Within the records below, find each line that holds the string "plana", then copy it.

◆ ◆ ◆

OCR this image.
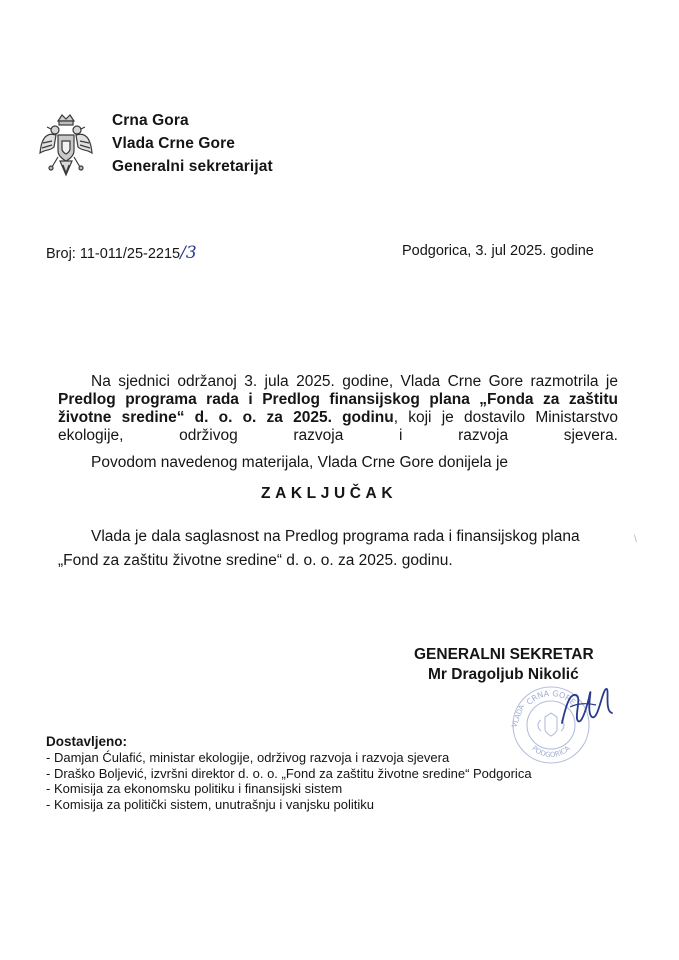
Crna Gora
Vlada Crne Gore
Generalni sekretarijat
Broj: 11-011/25-2215/3	Podgorica, 3. jul 2025. godine
Na sjednici održanoj 3. jula 2025. godine, Vlada Crne Gore razmotrila je Predlog programa rada i Predlog finansijskog plana „Fonda za zaštitu životne sredine“ d. o. o. za 2025. godinu, koji je dostavilo Ministarstvo ekologije, održivog razvoja i razvoja sjevera.
Povodom navedenog materijala, Vlada Crne Gore donijela je
ZAKLJUČAK
Vlada je dala saglasnost na Predlog programa rada i finansijskog plana
„Fond za zaštitu životne sredine“ d. o. o. za 2025. godinu.
\
GENERALNI SEKRETAR
Mr Dragoljub Nikolić
CRNA GORE
PODGORICA
VLADA
Dostavljeno:
- Damjan Ćulafić, ministar ekologije, održivog razvoja i razvoja sjevera
- Draško Boljević, izvršni direktor d. o. o. „Fond za zaštitu životne sredine“ Podgorica
- Komisija za ekonomsku politiku i finansijski sistem
- Komisija za politički sistem, unutrašnju i vanjsku politiku
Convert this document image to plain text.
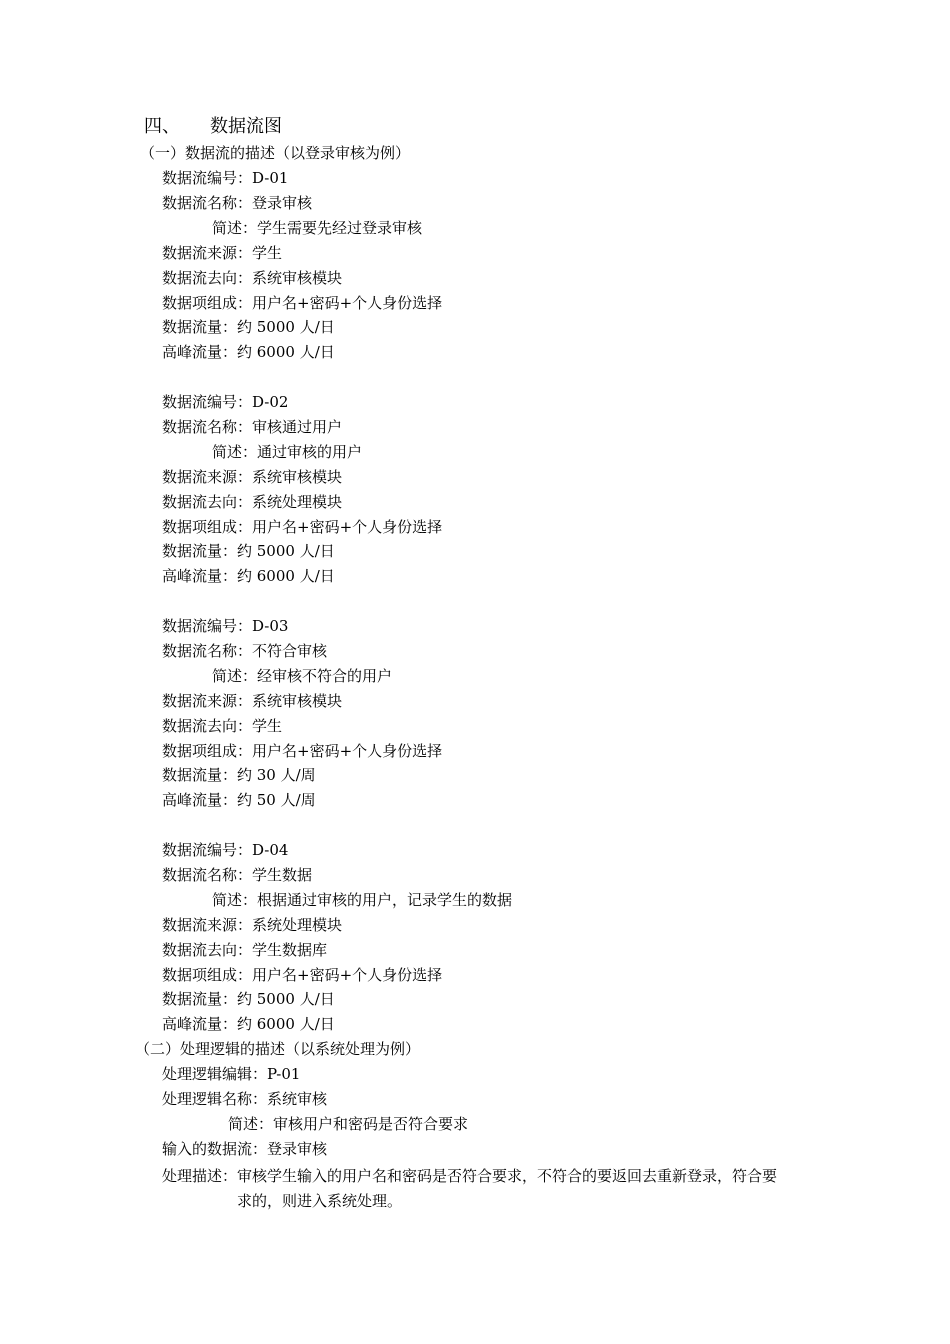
四、 数据流图
（一）数据流的描述（以登录审核为例）
数据流编号：D-01
数据流名称：登录审核
简述：学生需要先经过登录审核
数据流来源：学生
数据流去向：系统审核模块
数据项组成：用户名+密码+个人身份选择
数据流量：约 5000 人/日
高峰流量：约 6000 人/日
数据流编号：D-02
数据流名称：审核通过用户
简述：通过审核的用户
数据流来源：系统审核模块
数据流去向：系统处理模块
数据项组成：用户名+密码+个人身份选择
数据流量：约 5000 人/日
高峰流量：约 6000 人/日
数据流编号：D-03
数据流名称：不符合审核
简述：经审核不符合的用户
数据流来源：系统审核模块
数据流去向：学生
数据项组成：用户名+密码+个人身份选择
数据流量：约 30 人/周
高峰流量：约 50 人/周
数据流编号：D-04
数据流名称：学生数据
简述：根据通过审核的用户，记录学生的数据
数据流来源：系统处理模块
数据流去向：学生数据库
数据项组成：用户名+密码+个人身份选择
数据流量：约 5000 人/日
高峰流量：约 6000 人/日
（二）处理逻辑的描述（以系统处理为例）
处理逻辑编辑：P-01
处理逻辑名称：系统审核
简述：审核用户和密码是否符合要求
输入的数据流：登录审核
处理描述：审核学生输入的用户名和密码是否符合要求，不符合的要返回去重新登录，符合要求的，则进入系统处理。
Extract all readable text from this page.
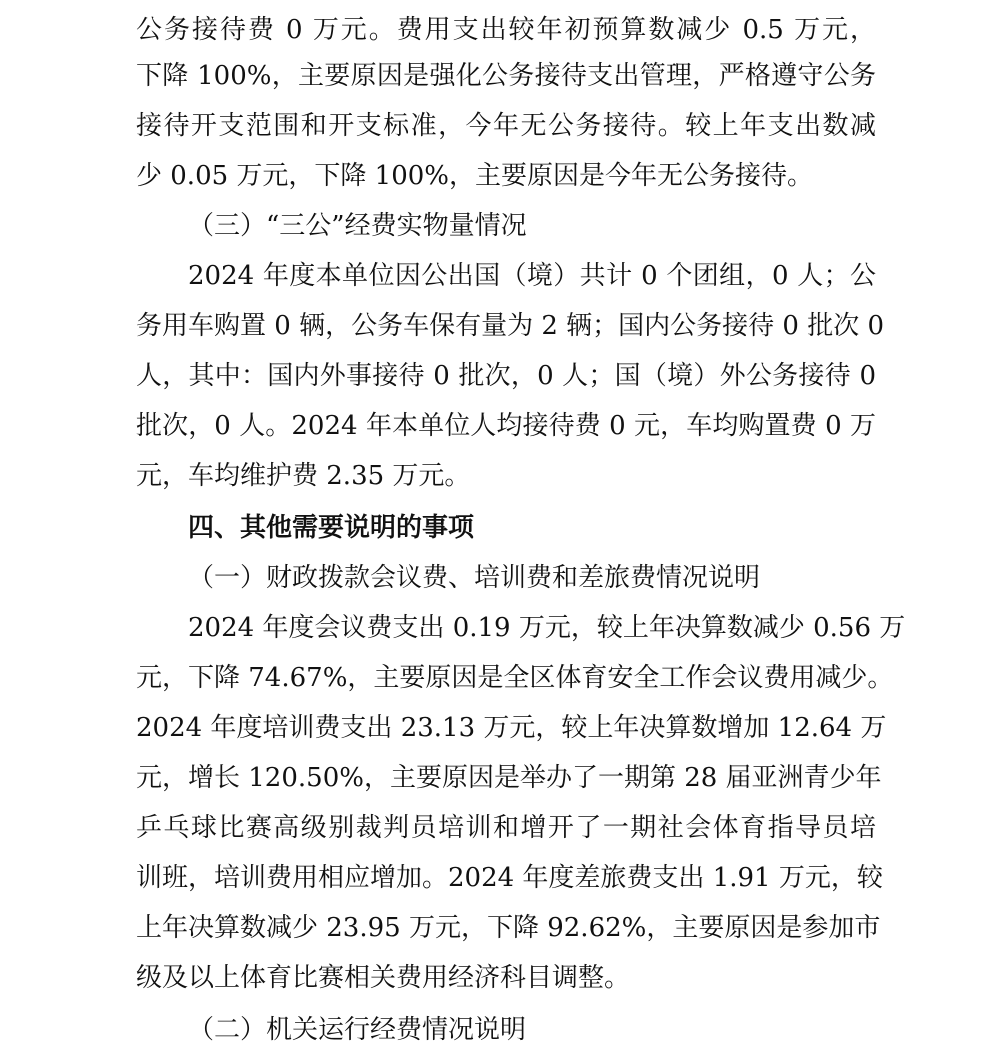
公务接待费 0 万元。费用支出较年初预算数减少 0.5 万元，
下降 100%，主要原因是强化公务接待支出管理，严格遵守公务
接待开支范围和开支标准，今年无公务接待。较上年支出数减
少 0.05 万元，下降 100%，主要原因是今年无公务接待。
（三）“三公”经费实物量情况
2024 年度本单位因公出国（境）共计 0 个团组，0 人；公
务用车购置 0 辆，公务车保有量为 2 辆；国内公务接待 0 批次 0
人，其中：国内外事接待 0 批次，0 人；国（境）外公务接待 0
批次，0 人。2024 年本单位人均接待费 0 元，车均购置费 0 万
元，车均维护费 2.35 万元。
四、其他需要说明的事项
（一）财政拨款会议费、培训费和差旅费情况说明
2024 年度会议费支出 0.19 万元，较上年决算数减少 0.56 万
元，下降 74.67%，主要原因是全区体育安全工作会议费用减少。
2024 年度培训费支出 23.13 万元，较上年决算数增加 12.64 万
元，增长 120.50%，主要原因是举办了一期第 28 届亚洲青少年
乒乓球比赛高级别裁判员培训和增开了一期社会体育指导员培
训班，培训费用相应增加。2024 年度差旅费支出 1.91 万元，较
上年决算数减少 23.95 万元，下降 92.62%，主要原因是参加市
级及以上体育比赛相关费用经济科目调整。
（二）机关运行经费情况说明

◆ ◆ ◆

__THE REPLY__:
Na sjednici održanoj 3. jula 2025. godine, Vlada Crne Gore razmotrila je Predlog programa rada i Predlog finansijskog plana „Fonda za zaštitu životne sredine“ d. o. o. za 2025. godinu, koji je dostavilo Ministarstvo ekologije, održivog razvoja i razvoja sjevera.
Vlada je dala saglasnost na Predlog programa rada i finansijskog plana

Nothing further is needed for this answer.